→ Task to carry out
Here are some records; quote them exactly, leaving out the pictures.

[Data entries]

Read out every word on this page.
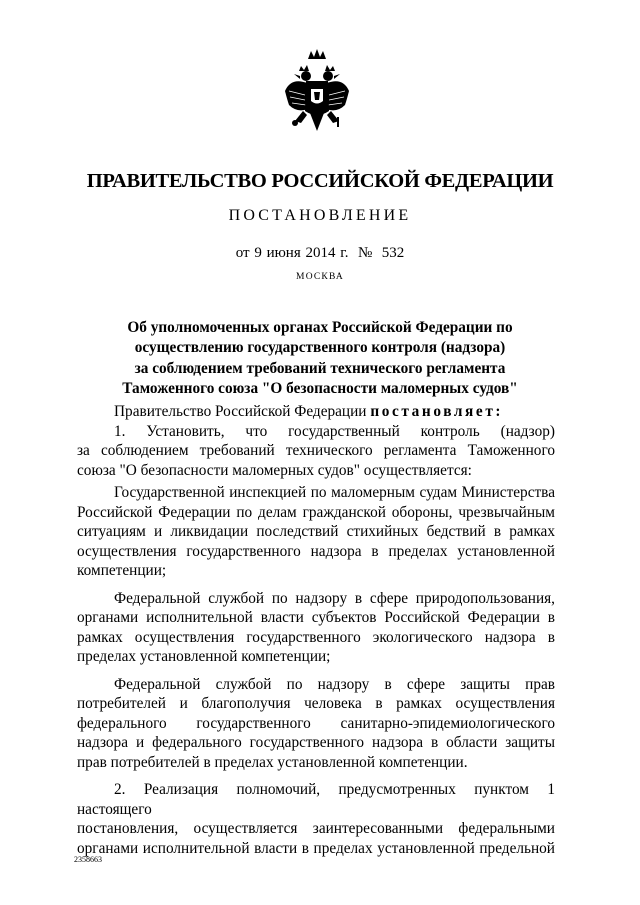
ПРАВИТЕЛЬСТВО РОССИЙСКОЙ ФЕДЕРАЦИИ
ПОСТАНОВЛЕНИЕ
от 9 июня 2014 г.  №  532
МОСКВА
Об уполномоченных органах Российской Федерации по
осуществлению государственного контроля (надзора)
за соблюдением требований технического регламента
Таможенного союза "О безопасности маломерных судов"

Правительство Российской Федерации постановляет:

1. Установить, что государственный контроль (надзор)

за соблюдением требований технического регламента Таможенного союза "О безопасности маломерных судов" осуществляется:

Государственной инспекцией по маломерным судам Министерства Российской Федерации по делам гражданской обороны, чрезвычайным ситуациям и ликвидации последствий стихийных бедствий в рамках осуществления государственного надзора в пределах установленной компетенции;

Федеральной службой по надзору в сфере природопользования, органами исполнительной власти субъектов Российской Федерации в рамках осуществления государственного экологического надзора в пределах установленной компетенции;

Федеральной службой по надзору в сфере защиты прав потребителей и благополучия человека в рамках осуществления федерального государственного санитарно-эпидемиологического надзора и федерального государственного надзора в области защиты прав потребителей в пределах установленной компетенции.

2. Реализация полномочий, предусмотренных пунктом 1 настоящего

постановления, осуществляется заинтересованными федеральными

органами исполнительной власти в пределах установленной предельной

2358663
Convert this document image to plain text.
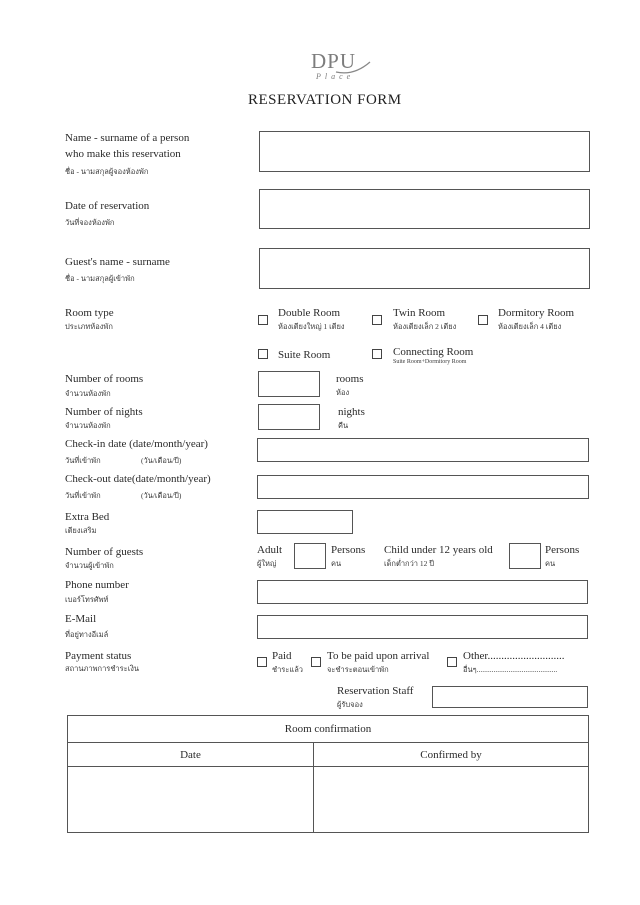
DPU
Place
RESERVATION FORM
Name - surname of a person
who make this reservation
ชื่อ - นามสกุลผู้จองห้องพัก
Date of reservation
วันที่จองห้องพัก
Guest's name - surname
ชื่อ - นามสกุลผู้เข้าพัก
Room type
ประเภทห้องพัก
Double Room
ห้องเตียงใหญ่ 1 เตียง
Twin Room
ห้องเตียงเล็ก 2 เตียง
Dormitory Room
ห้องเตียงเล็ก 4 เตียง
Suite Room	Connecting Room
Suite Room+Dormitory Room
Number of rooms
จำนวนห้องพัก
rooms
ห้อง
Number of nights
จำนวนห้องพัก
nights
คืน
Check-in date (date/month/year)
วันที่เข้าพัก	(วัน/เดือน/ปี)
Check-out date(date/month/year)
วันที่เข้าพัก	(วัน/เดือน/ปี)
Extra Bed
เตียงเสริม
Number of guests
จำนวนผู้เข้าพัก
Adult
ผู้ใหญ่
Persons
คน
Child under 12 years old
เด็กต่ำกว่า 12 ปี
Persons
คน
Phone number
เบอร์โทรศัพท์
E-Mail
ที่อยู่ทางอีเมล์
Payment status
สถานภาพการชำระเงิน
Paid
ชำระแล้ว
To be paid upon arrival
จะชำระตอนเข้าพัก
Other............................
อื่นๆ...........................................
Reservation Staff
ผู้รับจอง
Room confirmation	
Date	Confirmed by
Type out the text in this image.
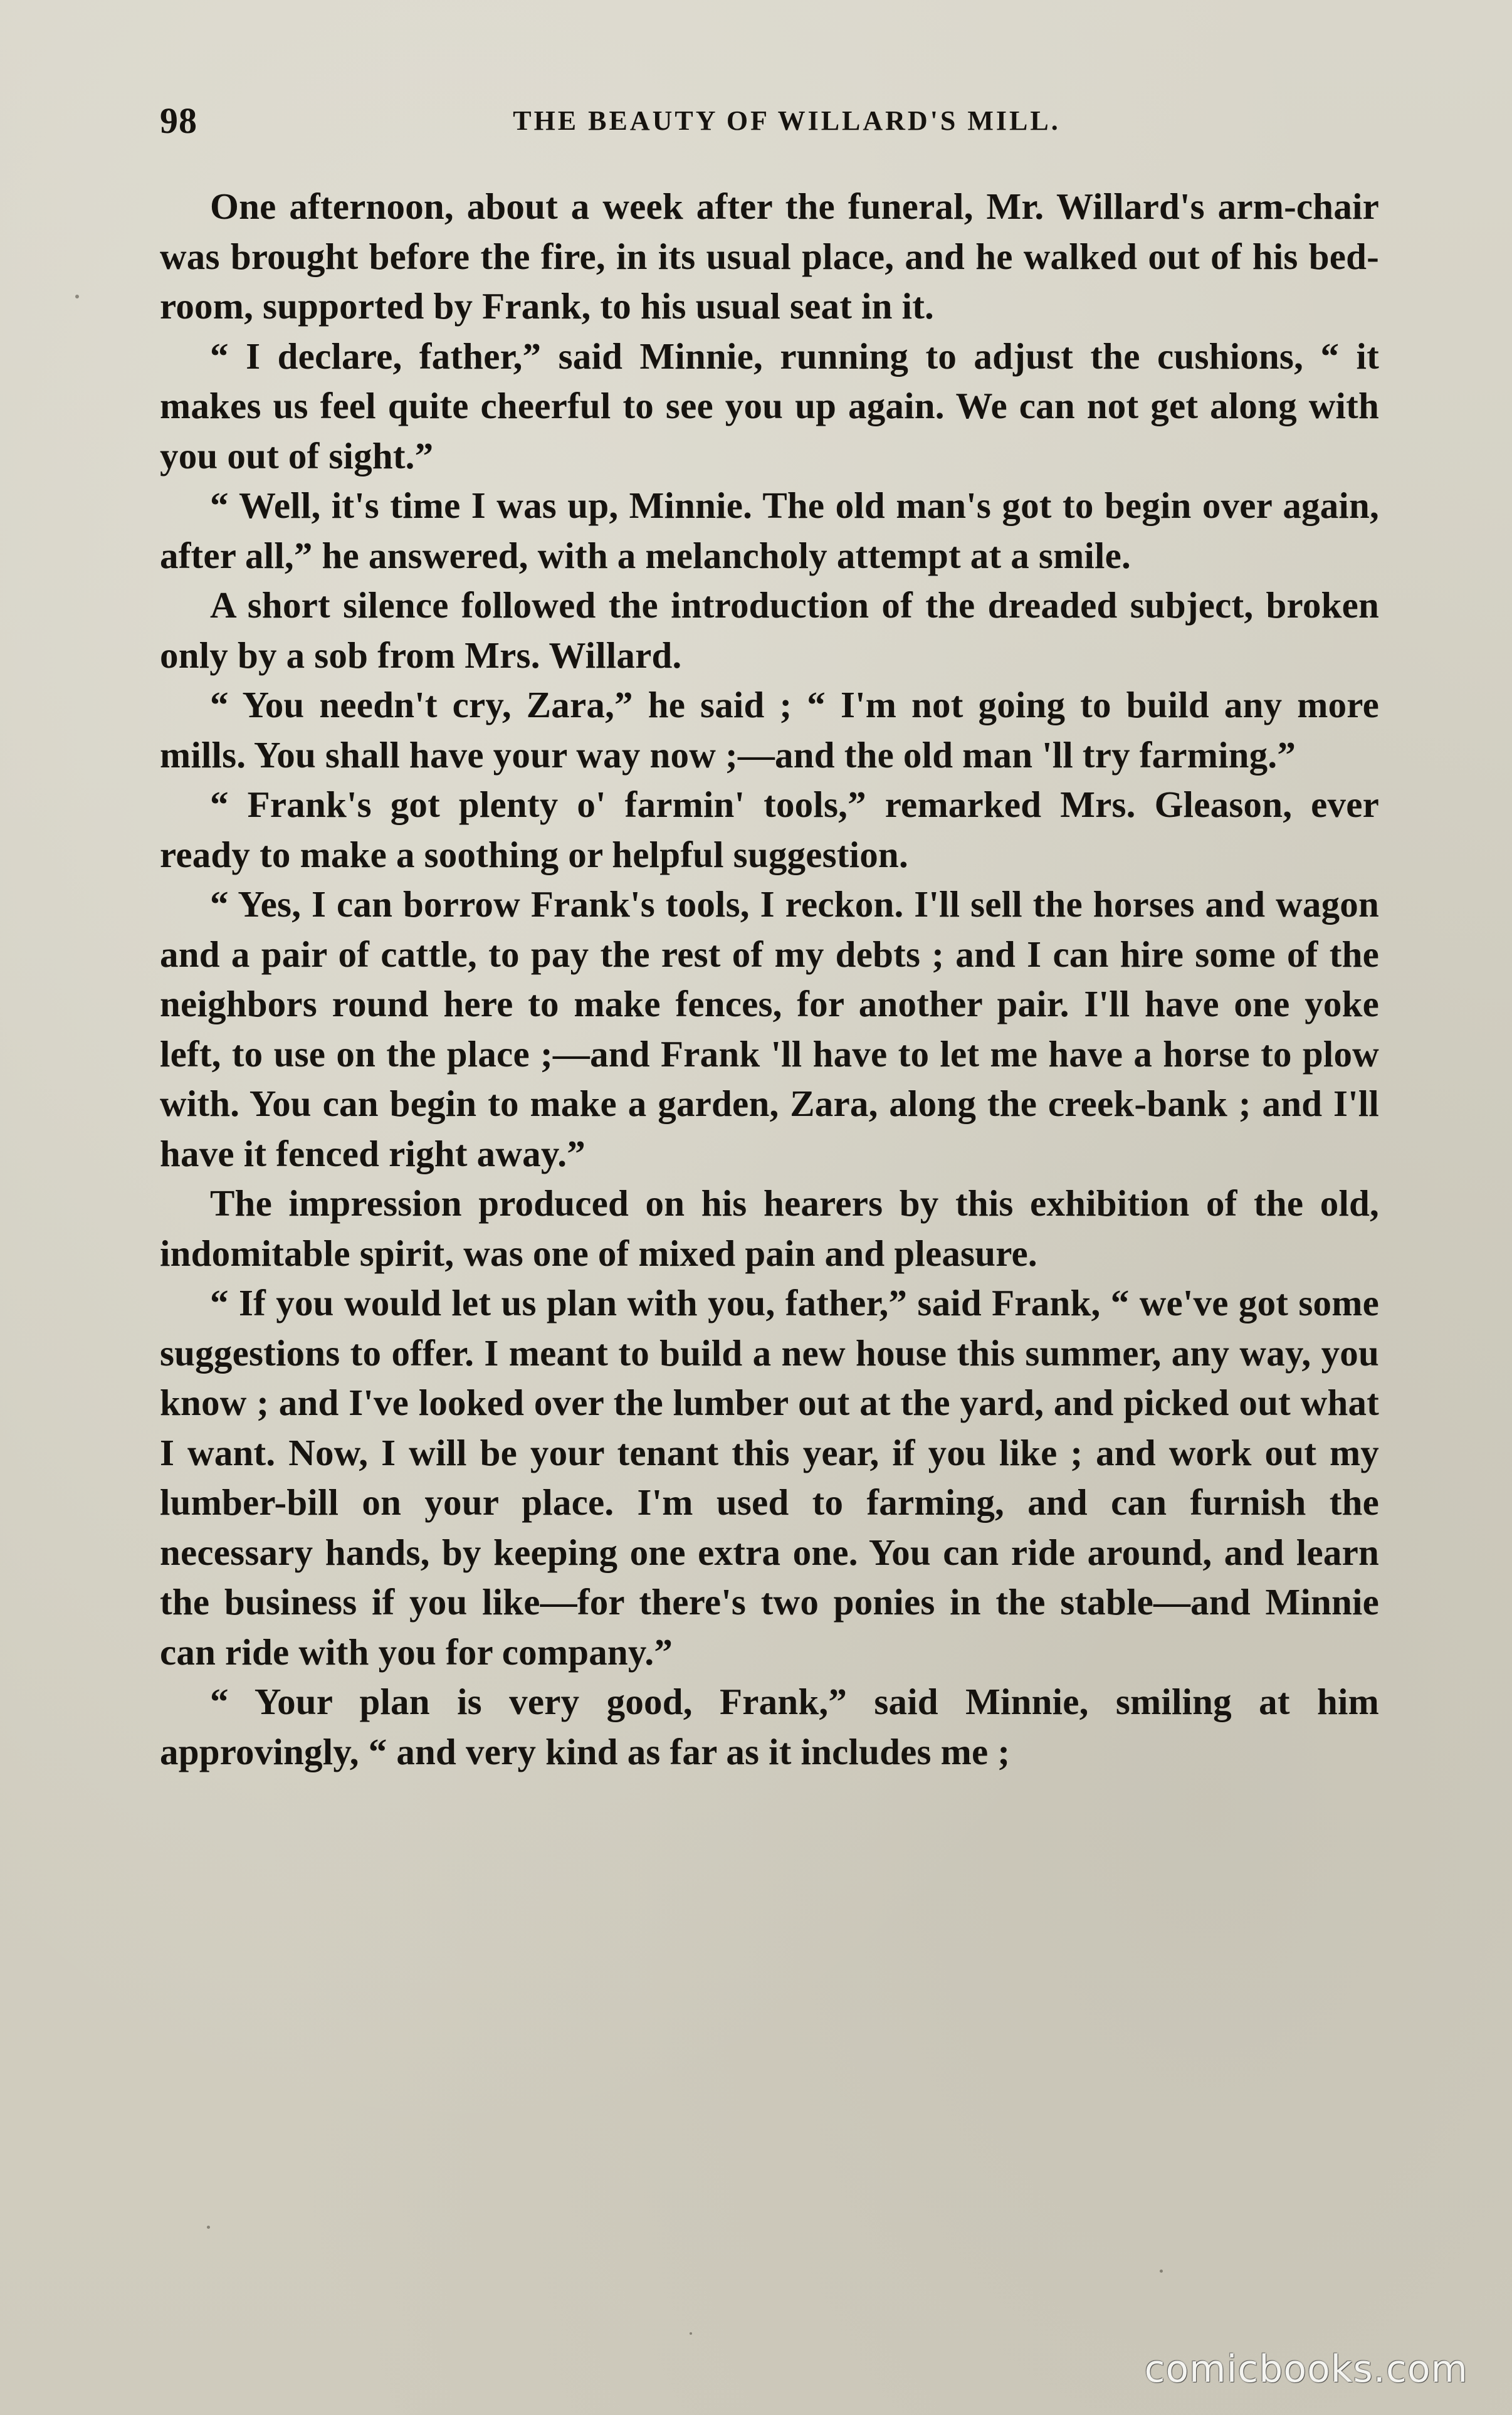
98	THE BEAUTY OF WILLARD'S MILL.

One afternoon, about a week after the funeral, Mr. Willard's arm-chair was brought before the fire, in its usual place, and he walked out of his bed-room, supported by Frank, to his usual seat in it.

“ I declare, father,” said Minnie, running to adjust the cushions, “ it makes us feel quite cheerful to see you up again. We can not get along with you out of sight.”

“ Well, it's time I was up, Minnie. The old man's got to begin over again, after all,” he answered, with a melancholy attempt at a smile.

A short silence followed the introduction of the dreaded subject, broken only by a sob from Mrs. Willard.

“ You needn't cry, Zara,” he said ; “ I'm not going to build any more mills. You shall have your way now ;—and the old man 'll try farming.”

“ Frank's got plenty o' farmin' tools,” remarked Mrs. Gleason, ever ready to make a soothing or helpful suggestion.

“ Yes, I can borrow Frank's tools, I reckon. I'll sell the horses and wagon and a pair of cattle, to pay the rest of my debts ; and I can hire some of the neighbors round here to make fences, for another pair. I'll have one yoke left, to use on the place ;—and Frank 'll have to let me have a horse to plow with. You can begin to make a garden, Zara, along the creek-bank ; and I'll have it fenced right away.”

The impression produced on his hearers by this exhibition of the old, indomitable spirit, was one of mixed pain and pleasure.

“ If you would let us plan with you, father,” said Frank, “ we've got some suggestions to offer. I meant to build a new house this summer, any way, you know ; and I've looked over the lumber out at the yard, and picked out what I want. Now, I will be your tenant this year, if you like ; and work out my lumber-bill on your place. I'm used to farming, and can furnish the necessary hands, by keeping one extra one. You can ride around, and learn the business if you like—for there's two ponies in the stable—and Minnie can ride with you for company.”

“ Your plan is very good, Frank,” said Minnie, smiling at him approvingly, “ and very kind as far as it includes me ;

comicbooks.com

→ Answer to the problem
Read out every word on this page.
ПРАВИТЕЛЬСТВО РОССИЙСКОЙ ФЕДЕРАЦИИ
ПОСТАНОВЛЕНИЕ
от 9 июня 2014 г.  №  532
МОСКВА
Об уполномоченных органах Российской Федерации по
осуществлению государственного контроля (надзора)
за соблюдением требований технического регламента
Таможенного союза "О безопасности маломерных судов"

Правительство Российской Федерации постановляет:

1. Установить, что государственный контроль (надзор)

за соблюдением требований технического регламента Таможенного союза "О безопасности маломерных судов" осуществляется:

Государственной инспекцией по маломерным судам Министерства Российской Федерации по делам гражданской обороны, чрезвычайным ситуациям и ликвидации последствий стихийных бедствий в рамках осуществления государственного надзора в пределах установленной компетенции;

Федеральной службой по надзору в сфере природопользования, органами исполнительной власти субъектов Российской Федерации в рамках осуществления государственного экологического надзора в пределах установленной компетенции;

Федеральной службой по надзору в сфере защиты прав потребителей и благополучия человека в рамках осуществления федерального государственного санитарно-эпидемиологического надзора и федерального государственного надзора в области защиты прав потребителей в пределах установленной компетенции.

2. Реализация полномочий, предусмотренных пунктом 1 настоящего

постановления, осуществляется заинтересованными федеральными

органами исполнительной власти в пределах установленной предельной

2358663
Convert this document image to plain text.
DPU
Place
RESERVATION FORM
Name - surname of a person
who make this reservation
ชื่อ - นามสกุลผู้จองห้องพัก
Date of reservation
วันที่จองห้องพัก
Guest's name - surname
ชื่อ - นามสกุลผู้เข้าพัก
Room type
ประเภทห้องพัก
Double Room
ห้องเตียงใหญ่ 1 เตียง
Twin Room
ห้องเตียงเล็ก 2 เตียง
Dormitory Room
ห้องเตียงเล็ก 4 เตียง
Suite Room	Connecting Room
Suite Room+Dormitory Room
Number of rooms
จำนวนห้องพัก
rooms
ห้อง
Number of nights
จำนวนห้องพัก
nights
คืน
Check-in date (date/month/year)
วันที่เข้าพัก	(วัน/เดือน/ปี)
Check-out date(date/month/year)
วันที่เข้าพัก	(วัน/เดือน/ปี)
Extra Bed
เตียงเสริม
Number of guests
จำนวนผู้เข้าพัก
Adult
ผู้ใหญ่
Persons
คน
Child under 12 years old
เด็กต่ำกว่า 12 ปี
Persons
คน
Phone number
เบอร์โทรศัพท์
E-Mail
ที่อยู่ทางอีเมล์
Payment status
สถานภาพการชำระเงิน
Paid
ชำระแล้ว
To be paid upon arrival
จะชำระตอนเข้าพัก
Other............................
อื่นๆ...........................................
Reservation Staff
ผู้รับจอง
Room confirmation	
Date	Confirmed by
Type out the text in this image.
98	THE BEAUTY OF WILLARD'S MILL.

One afternoon, about a week after the funeral, Mr. Willard's arm-chair was brought before the fire, in its usual place, and he walked out of his bed-room, supported by Frank, to his usual seat in it.

“ I declare, father,” said Minnie, running to adjust the cushions, “ it makes us feel quite cheerful to see you up again. We can not get along with you out of sight.”

“ Well, it's time I was up, Minnie. The old man's got to begin over again, after all,” he answered, with a melancholy attempt at a smile.

A short silence followed the introduction of the dreaded subject, broken only by a sob from Mrs. Willard.

“ You needn't cry, Zara,” he said ; “ I'm not going to build any more mills. You shall have your way now ;—and the old man 'll try farming.”

“ Frank's got plenty o' farmin' tools,” remarked Mrs. Gleason, ever ready to make a soothing or helpful suggestion.

“ Yes, I can borrow Frank's tools, I reckon. I'll sell the horses and wagon and a pair of cattle, to pay the rest of my debts ; and I can hire some of the neighbors round here to make fences, for another pair. I'll have one yoke left, to use on the place ;—and Frank 'll have to let me have a horse to plow with. You can begin to make a garden, Zara, along the creek-bank ; and I'll have it fenced right away.”

The impression produced on his hearers by this exhibition of the old, indomitable spirit, was one of mixed pain and pleasure.

“ If you would let us plan with you, father,” said Frank, “ we've got some suggestions to offer. I meant to build a new house this summer, any way, you know ; and I've looked over the lumber out at the yard, and picked out what I want. Now, I will be your tenant this year, if you like ; and work out my lumber-bill on your place. I'm used to farming, and can furnish the necessary hands, by keeping one extra one. You can ride around, and learn the business if you like—for there's two ponies in the stable—and Minnie can ride with you for company.”

“ Your plan is very good, Frank,” said Minnie, smiling at him approvingly, “ and very kind as far as it includes me ;

comicbooks.com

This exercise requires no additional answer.